** Written exercise **
Wherever the string "Думой" appears in a line, extract that line.

** Material for this task **
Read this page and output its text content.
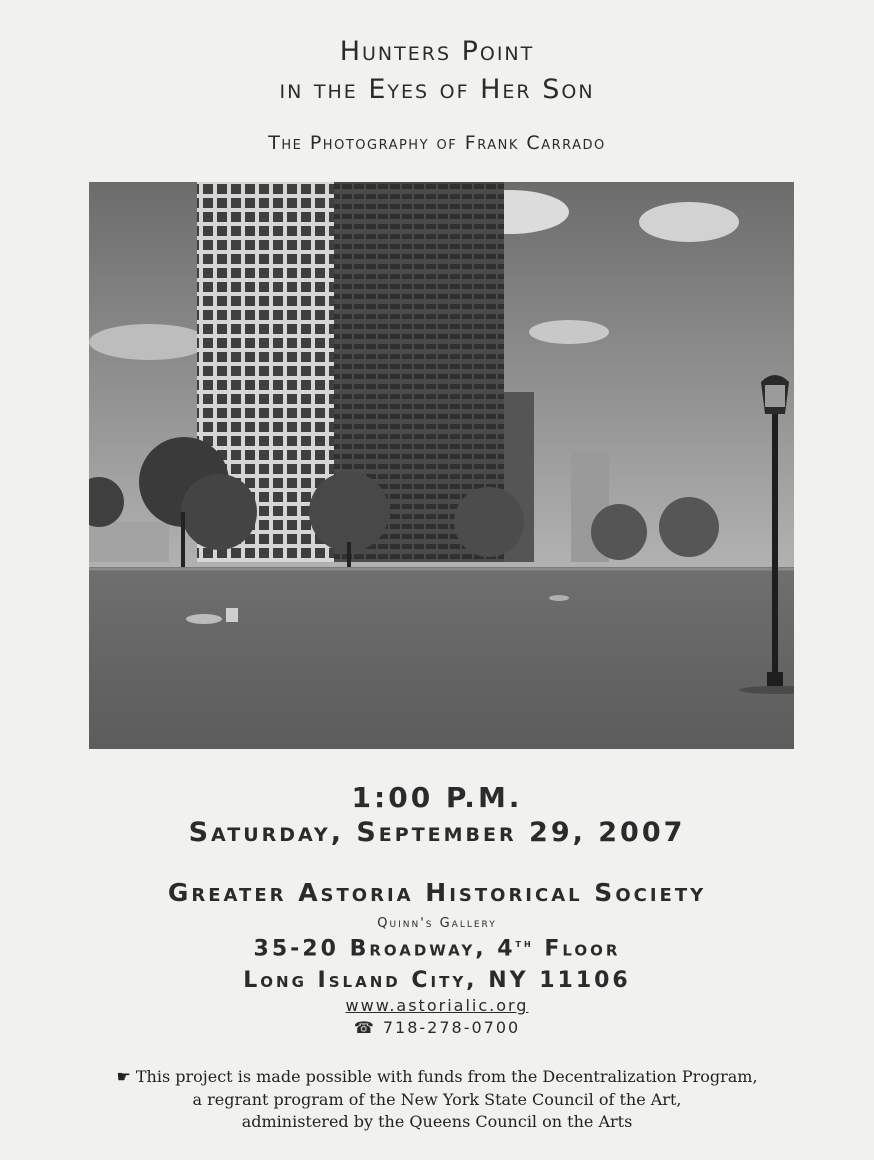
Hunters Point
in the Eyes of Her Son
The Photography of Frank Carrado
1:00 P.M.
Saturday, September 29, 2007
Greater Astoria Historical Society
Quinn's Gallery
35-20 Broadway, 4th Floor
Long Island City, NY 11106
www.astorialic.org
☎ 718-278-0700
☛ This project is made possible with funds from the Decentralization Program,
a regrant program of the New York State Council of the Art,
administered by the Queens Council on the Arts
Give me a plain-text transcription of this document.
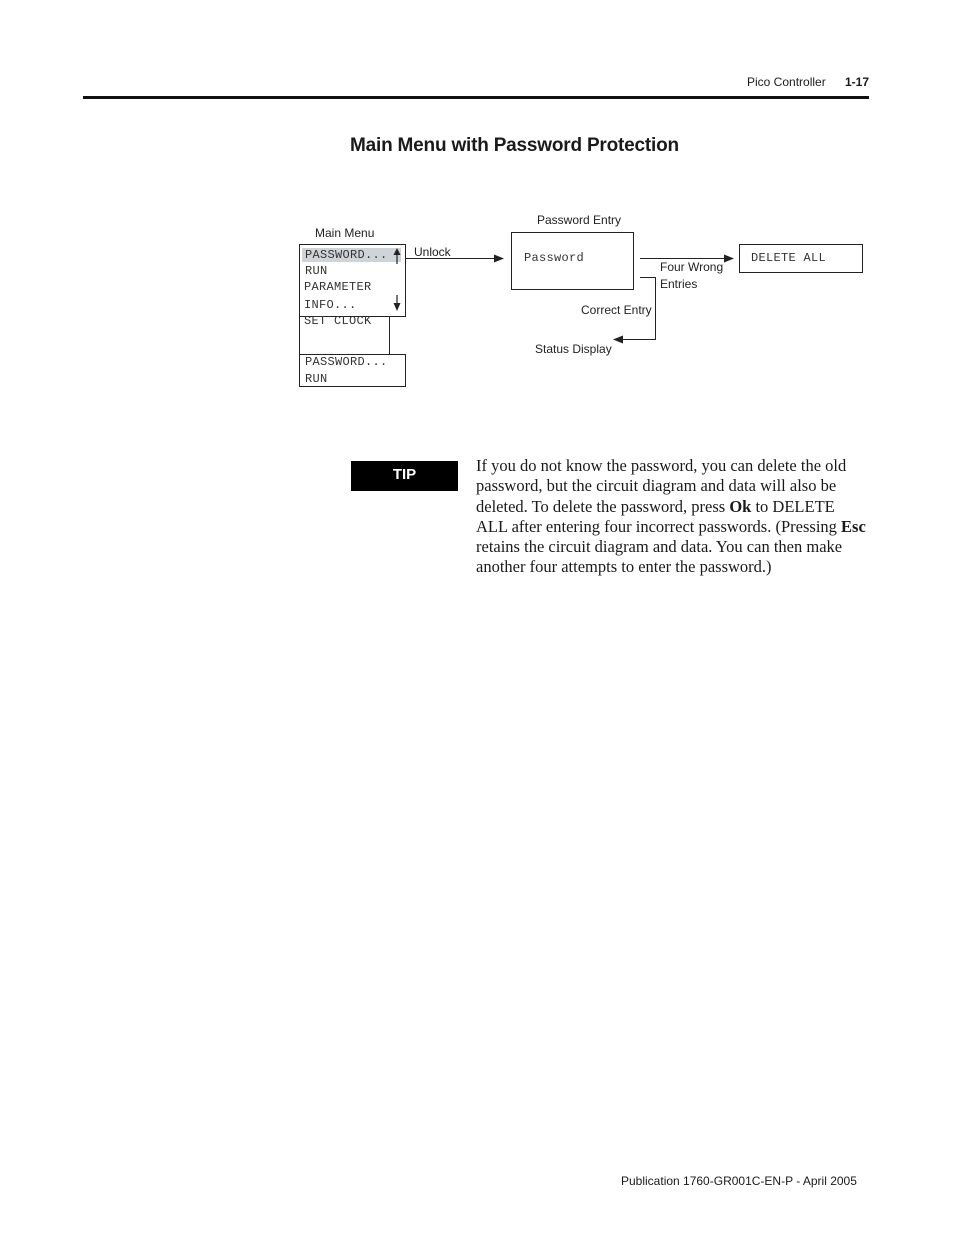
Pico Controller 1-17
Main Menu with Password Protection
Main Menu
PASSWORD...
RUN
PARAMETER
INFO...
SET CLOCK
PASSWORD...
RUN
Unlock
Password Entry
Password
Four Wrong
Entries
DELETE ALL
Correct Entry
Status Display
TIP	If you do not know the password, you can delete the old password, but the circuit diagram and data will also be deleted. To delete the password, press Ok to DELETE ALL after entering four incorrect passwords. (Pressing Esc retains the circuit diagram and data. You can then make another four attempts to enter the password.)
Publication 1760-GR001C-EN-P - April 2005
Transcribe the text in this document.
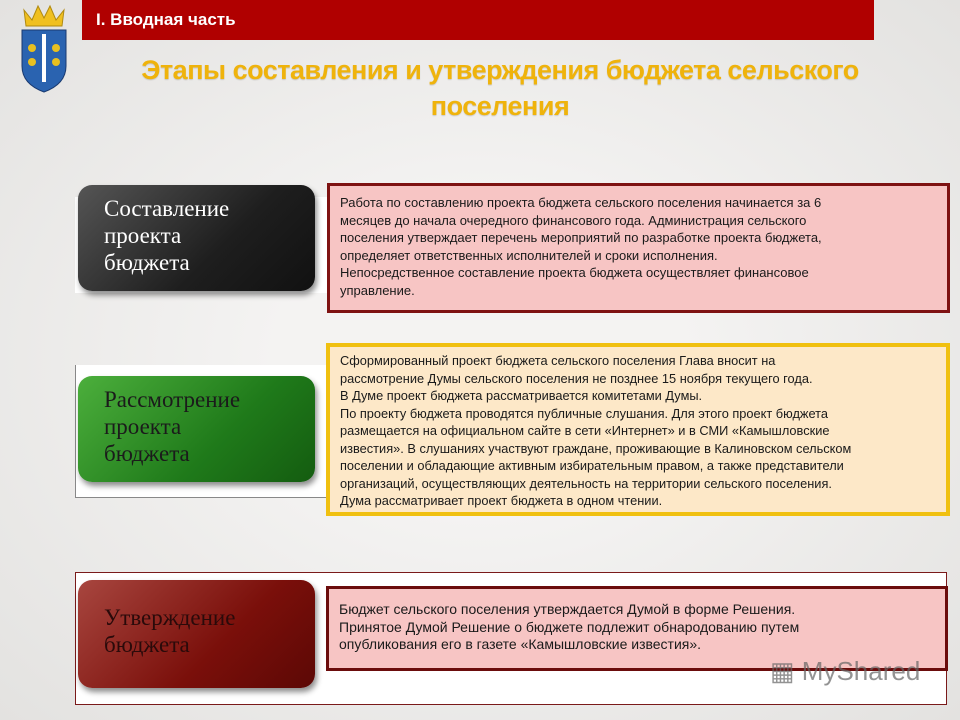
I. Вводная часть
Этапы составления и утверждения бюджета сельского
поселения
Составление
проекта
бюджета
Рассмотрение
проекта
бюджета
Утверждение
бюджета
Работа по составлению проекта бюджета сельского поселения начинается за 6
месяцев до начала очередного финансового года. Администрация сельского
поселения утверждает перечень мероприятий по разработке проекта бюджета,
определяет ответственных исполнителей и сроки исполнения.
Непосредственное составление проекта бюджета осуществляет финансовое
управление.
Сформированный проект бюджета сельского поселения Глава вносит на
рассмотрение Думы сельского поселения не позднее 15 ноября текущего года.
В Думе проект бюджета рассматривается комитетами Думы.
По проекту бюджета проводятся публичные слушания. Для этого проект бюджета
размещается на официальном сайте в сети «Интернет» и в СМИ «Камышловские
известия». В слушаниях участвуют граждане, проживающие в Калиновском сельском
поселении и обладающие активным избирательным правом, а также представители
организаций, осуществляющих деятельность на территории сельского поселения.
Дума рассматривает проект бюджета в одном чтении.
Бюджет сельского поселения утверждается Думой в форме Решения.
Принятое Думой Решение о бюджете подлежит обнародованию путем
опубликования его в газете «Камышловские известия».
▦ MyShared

** Exercise result **
Бюджет сельского поселения утверждается Думой в форме Решения.
Принятое Думой Решение о бюджете подлежит обнародованию путем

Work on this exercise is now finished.